Every record that follows must be duplicated exactly, with images left out.

-- START OF Listed records --

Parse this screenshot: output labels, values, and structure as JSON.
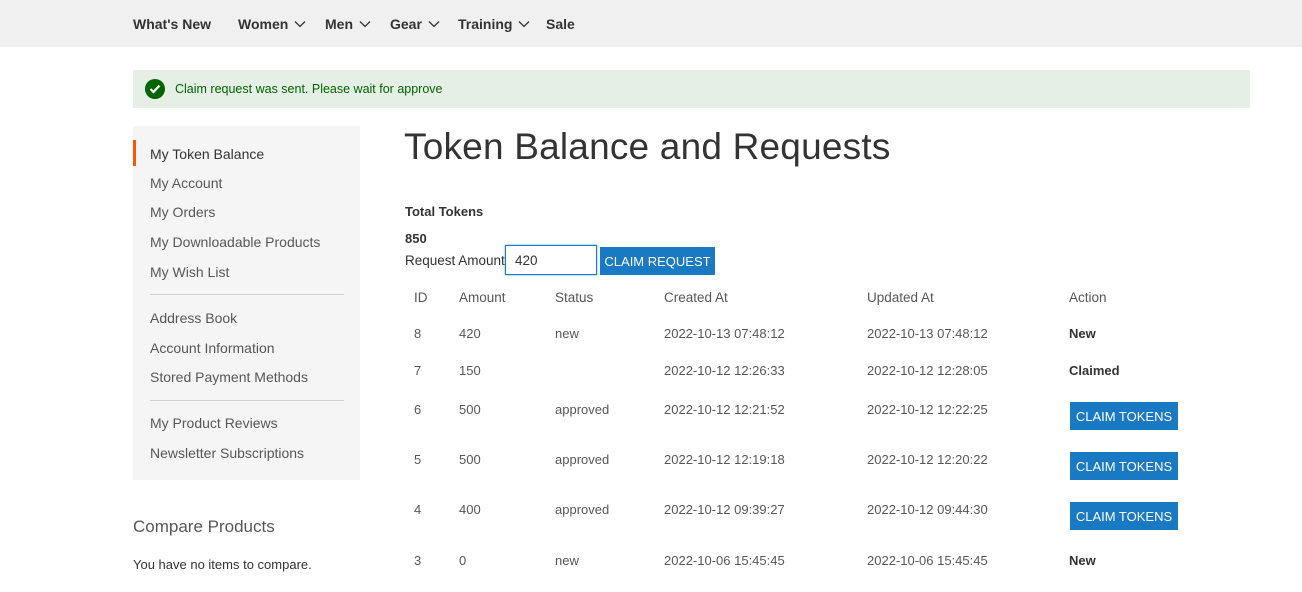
{
  "nav": {
    "items": [
      {
        "label": "What's New",
        "dropdown": false
      },
      {
        "label": "Women",
        "dropdown": true
      },
      {
        "label": "Men",
        "dropdown": true
      },
      {
        "label": "Gear",
        "dropdown": true
      },
      {
        "label": "Training",
        "dropdown": true
      },
      {
        "label": "Sale",
        "dropdown": false
      }
    ]
  },
  "message": {
    "text": "Claim request was sent. Please wait for approve",
    "icon": "check-circle-icon",
    "color": "#006400",
    "background": "#e5efe5"
  },
  "sidebar": {
    "items": [
      {
        "label": "My Token Balance",
        "current": true
      },
      {
        "label": "My Account"
      },
      {
        "label": "My Orders"
      },
      {
        "label": "My Downloadable Products"
      },
      {
        "label": "My Wish List"
      },
      {
        "label": "Address Book"
      },
      {
        "label": "Account Information"
      },
      {
        "label": "Stored Payment Methods"
      },
      {
        "label": "My Product Reviews"
      },
      {
        "label": "Newsletter Subscriptions"
      }
    ],
    "active_color": "#ff5501"
  },
  "compare": {
    "title": "Compare Products",
    "empty": "You have no items to compare."
  },
  "main": {
    "title": "Token Balance and Requests",
    "total_label": "Total Tokens",
    "total_value": "850",
    "request_label": "Request Amount",
    "request_value": "420",
    "claim_request_label": "CLAIM REQUEST",
    "accent": "#1979c3"
  },
  "table": {
    "headers": [
      "ID",
      "Amount",
      "Status",
      "Created At",
      "Updated At",
      "Action"
    ],
    "rows": [
      {
        "id": "8",
        "amount": "420",
        "status": "new",
        "created": "2022-10-13 07:48:12",
        "updated": "2022-10-13 07:48:12",
        "action": "New",
        "action_type": "text"
      },
      {
        "id": "7",
        "amount": "150",
        "status": "",
        "created": "2022-10-12 12:26:33",
        "updated": "2022-10-12 12:28:05",
        "action": "Claimed",
        "action_type": "text"
      },
      {
        "id": "6",
        "amount": "500",
        "status": "approved",
        "created": "2022-10-12 12:21:52",
        "updated": "2022-10-12 12:22:25",
        "action": "CLAIM TOKENS",
        "action_type": "button"
      },
      {
        "id": "5",
        "amount": "500",
        "status": "approved",
        "created": "2022-10-12 12:19:18",
        "updated": "2022-10-12 12:20:22",
        "action": "CLAIM TOKENS",
        "action_type": "button"
      },
      {
        "id": "4",
        "amount": "400",
        "status": "approved",
        "created": "2022-10-12 09:39:27",
        "updated": "2022-10-12 09:44:30",
        "action": "CLAIM TOKENS",
        "action_type": "button"
      },
      {
        "id": "3",
        "amount": "0",
        "status": "new",
        "created": "2022-10-06 15:45:45",
        "updated": "2022-10-06 15:45:45",
        "action": "New",
        "action_type": "text"
      }
    ]
  }
}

-- END OF Listed records --

> _Reply to the exercise_
Parse this screenshot: output labels, values, and structure as JSON.
{
  "nav": {
    "items": [
      {
        "label": "What's New",
        "dropdown": false
      },
      {
        "label": "Women",
        "dropdown": true
      },
      {
        "label": "Men",
        "dropdown": true
      },
      {
        "label": "Gear",
        "dropdown": true
      },
      {
        "label": "Training",
        "dropdown": true
      },
      {
        "label": "Sale",
        "dropdown": false
      }
    ]
  },
  "message": {
    "text": "Claim request was sent. Please wait for approve",
    "icon": "check-circle-icon",
    "color": "#006400",
    "background": "#e5efe5"
  },
  "sidebar": {
    "items": [
      {
        "label": "My Token Balance",
        "current": true
      },
      {
        "label": "My Account"
      },
      {
        "label": "My Orders"
      },
      {
        "label": "My Downloadable Products"
      },
      {
        "label": "My Wish List"
      },
      {
        "label": "Address Book"
      },
      {
        "label": "Account Information"
      },
      {
        "label": "Stored Payment Methods"
      },
      {
        "label": "My Product Reviews"
      },
      {
        "label": "Newsletter Subscriptions"
      }
    ],
    "active_color": "#ff5501"
  },
  "compare": {
    "title": "Compare Products",
    "empty": "You have no items to compare."
  },
  "main": {
    "title": "Token Balance and Requests",
    "total_label": "Total Tokens",
    "total_value": "850",
    "request_label": "Request Amount",
    "request_value": "420",
    "claim_request_label": "CLAIM REQUEST",
    "accent": "#1979c3"
  },
  "table": {
    "headers": [
      "ID",
      "Amount",
      "Status",
      "Created At",
      "Updated At",
      "Action"
    ],
    "rows": [
      {
        "id": "8",
        "amount": "420",
        "status": "new",
        "created": "2022-10-13 07:48:12",
        "updated": "2022-10-13 07:48:12",
        "action": "New",
        "action_type": "text"
      },
      {
        "id": "7",
        "amount": "150",
        "status": "",
        "created": "2022-10-12 12:26:33",
        "updated": "2022-10-12 12:28:05",
        "action": "Claimed",
        "action_type": "text"
      },
      {
        "id": "6",
        "amount": "500",
        "status": "approved",
        "created": "2022-10-12 12:21:52",
        "updated": "2022-10-12 12:22:25",
        "action": "CLAIM TOKENS",
        "action_type": "button"
      },
      {
        "id": "5",
        "amount": "500",
        "status": "approved",
        "created": "2022-10-12 12:19:18",
        "updated": "2022-10-12 12:20:22",
        "action": "CLAIM TOKENS",
        "action_type": "button"
      },
      {
        "id": "4",
        "amount": "400",
        "status": "approved",
        "created": "2022-10-12 09:39:27",
        "updated": "2022-10-12 09:44:30",
        "action": "CLAIM TOKENS",
        "action_type": "button"
      },
      {
        "id": "3",
        "amount": "0",
        "status": "new",
        "created": "2022-10-06 15:45:45",
        "updated": "2022-10-06 15:45:45",
        "action": "New",
        "action_type": "text"
      }
    ]
  }
}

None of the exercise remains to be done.